··· Document excerpt ···

Best story EVAR!!!

Mar 03, 2009 11:55

You know why my life doesn't suck? Because sometimes when I put out a distraction distress call greensilver IMs me with THE BEST STORY IN THE HISTORY OF THE UNIVERSE.



greensilver: So, David Tennant and Hugh Dillon run into each other at the grocery store in the vegetable aisle

me: I LOVE YOU ::props chin in hand and waits for the best story ever to continue::

greensilver : Hugh is mentally penning a song about how much he fucking hates vegetables, and Tennant is picking his vegetables based on color

me: !!! <3 <3 <3 <3 !!!

greensilver: and they wander closer from opposite ends of the vegetable aisleuntil they're right next to each other, sort of off in their oblivious vegetable hating/picking worlds and Tennant notices that Hugh is giving the vegetables a death glare. And he's all, "oi, what did that eggplant ever do to you?" and Hugh gives him a look that quite definitively tells him to fuck off and goes to look for something non-vegetable

me: you realize that, this is why if there was an apocalypse, and I could only save a very few people, you would be on the shortlist?

··· Dataset excerpt ···

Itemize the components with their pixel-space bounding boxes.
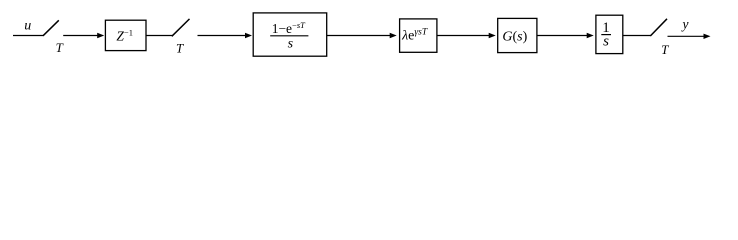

···

__Set tasks__.
a: Please translate this sentence from the chat-log post into Spanish: "So, David Tennant and Hugh Dillon run into each other at the grocery store in the vegetable aisle".
b: In the chat-log post, how does Tennant choose his vegetables?

__The results__.
a: Entonces, David Tennant y Hugh Dillon se encuentran en el supermercado, en el pasillo de las verduras.

b: He picks them based on color.